Print out each entry below exactly, please.

A block of data
....................
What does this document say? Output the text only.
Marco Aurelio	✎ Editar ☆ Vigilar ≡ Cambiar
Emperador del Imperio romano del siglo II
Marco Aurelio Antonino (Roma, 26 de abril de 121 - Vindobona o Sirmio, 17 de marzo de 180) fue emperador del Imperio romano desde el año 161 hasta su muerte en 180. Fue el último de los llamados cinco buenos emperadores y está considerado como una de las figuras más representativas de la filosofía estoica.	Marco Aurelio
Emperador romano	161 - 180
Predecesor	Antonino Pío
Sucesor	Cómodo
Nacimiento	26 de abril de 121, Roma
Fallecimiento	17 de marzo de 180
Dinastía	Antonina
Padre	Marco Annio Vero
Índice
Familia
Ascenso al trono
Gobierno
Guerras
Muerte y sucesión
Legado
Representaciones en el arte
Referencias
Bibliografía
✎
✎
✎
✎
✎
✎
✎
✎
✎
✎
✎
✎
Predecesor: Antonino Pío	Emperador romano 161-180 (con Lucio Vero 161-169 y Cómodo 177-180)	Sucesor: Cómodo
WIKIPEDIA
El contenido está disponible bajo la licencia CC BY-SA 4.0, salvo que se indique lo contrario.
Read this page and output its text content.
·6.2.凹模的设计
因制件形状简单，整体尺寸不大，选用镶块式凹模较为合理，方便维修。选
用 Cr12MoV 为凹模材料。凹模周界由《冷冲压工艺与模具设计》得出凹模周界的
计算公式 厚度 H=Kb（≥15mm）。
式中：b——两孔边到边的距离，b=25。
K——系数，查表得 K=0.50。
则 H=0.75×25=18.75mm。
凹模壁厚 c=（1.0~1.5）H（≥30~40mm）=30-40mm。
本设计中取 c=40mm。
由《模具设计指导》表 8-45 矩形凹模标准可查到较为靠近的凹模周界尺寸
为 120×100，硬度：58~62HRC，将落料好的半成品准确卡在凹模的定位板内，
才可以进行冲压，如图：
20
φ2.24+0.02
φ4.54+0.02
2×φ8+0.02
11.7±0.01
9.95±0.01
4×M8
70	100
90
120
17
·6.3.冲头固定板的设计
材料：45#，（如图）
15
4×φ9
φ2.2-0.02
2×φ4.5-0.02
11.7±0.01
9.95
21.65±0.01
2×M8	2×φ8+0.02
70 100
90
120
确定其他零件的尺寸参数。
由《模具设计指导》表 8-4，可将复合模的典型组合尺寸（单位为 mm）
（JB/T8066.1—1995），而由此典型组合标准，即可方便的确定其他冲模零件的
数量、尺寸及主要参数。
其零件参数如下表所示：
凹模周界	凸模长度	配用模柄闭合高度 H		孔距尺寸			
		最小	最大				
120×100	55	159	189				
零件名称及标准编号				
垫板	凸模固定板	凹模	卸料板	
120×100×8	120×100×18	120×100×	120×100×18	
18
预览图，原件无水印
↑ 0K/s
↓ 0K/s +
....................
FULL RESPONSE -
What does this document say? Output the text only.
Marco Aurelio	✎ Editar ☆ Vigilar ≡ Cambiar
Emperador del Imperio romano del siglo II
Marco Aurelio Antonino (Roma, 26 de abril de 121 - Vindobona o Sirmio, 17 de marzo de 180) fue emperador del Imperio romano desde el año 161 hasta su muerte en 180. Fue el último de los llamados cinco buenos emperadores y está considerado como una de las figuras más representativas de la filosofía estoica.	Marco Aurelio
Emperador romano	161 - 180
Predecesor	Antonino Pío
Sucesor	Cómodo
Nacimiento	26 de abril de 121, Roma
Fallecimiento	17 de marzo de 180
Dinastía	Antonina
Padre	Marco Annio Vero
Índice
Familia
Ascenso al trono
Gobierno
Guerras
Muerte y sucesión
Legado
Representaciones en el arte
Referencias
Bibliografía
✎
✎
✎
✎
✎
✎
✎
✎
✎
✎
✎
✎
Predecesor: Antonino Pío	Emperador romano 161-180 (con Lucio Vero 161-169 y Cómodo 177-180)	Sucesor: Cómodo
WIKIPEDIA
El contenido está disponible bajo la licencia CC BY-SA 4.0, salvo que se indique lo contrario.
Read this page and output its text content.
·6.2.凹模的设计
因制件形状简单，整体尺寸不大，选用镶块式凹模较为合理，方便维修。选
用 Cr12MoV 为凹模材料。凹模周界由《冷冲压工艺与模具设计》得出凹模周界的
计算公式 厚度 H=Kb（≥15mm）。
式中：b——两孔边到边的距离，b=25。
K——系数，查表得 K=0.50。
则 H=0.75×25=18.75mm。
凹模壁厚 c=（1.0~1.5）H（≥30~40mm）=30-40mm。
本设计中取 c=40mm。
由《模具设计指导》表 8-45 矩形凹模标准可查到较为靠近的凹模周界尺寸
为 120×100，硬度：58~62HRC，将落料好的半成品准确卡在凹模的定位板内，
才可以进行冲压，如图：
20
φ2.24+0.02
φ4.54+0.02
2×φ8+0.02
11.7±0.01
9.95±0.01
4×M8
70	100
90
120
17
·6.3.冲头固定板的设计
材料：45#，（如图）
15
4×φ9
φ2.2-0.02
2×φ4.5-0.02
11.7±0.01
9.95
21.65±0.01
2×M8	2×φ8+0.02
70 100
90
120
确定其他零件的尺寸参数。
由《模具设计指导》表 8-4，可将复合模的典型组合尺寸（单位为 mm）
（JB/T8066.1—1995），而由此典型组合标准，即可方便的确定其他冲模零件的
数量、尺寸及主要参数。
其零件参数如下表所示：
凹模周界	凸模长度	配用模柄闭合高度 H		孔距尺寸			
		最小	最大				
120×100	55	159	189				
零件名称及标准编号				
垫板	凸模固定板	凹模	卸料板	
120×100×8	120×100×18	120×100×	120×100×18	
18
预览图，原件无水印
↑ 0K/s
↓ 0K/s +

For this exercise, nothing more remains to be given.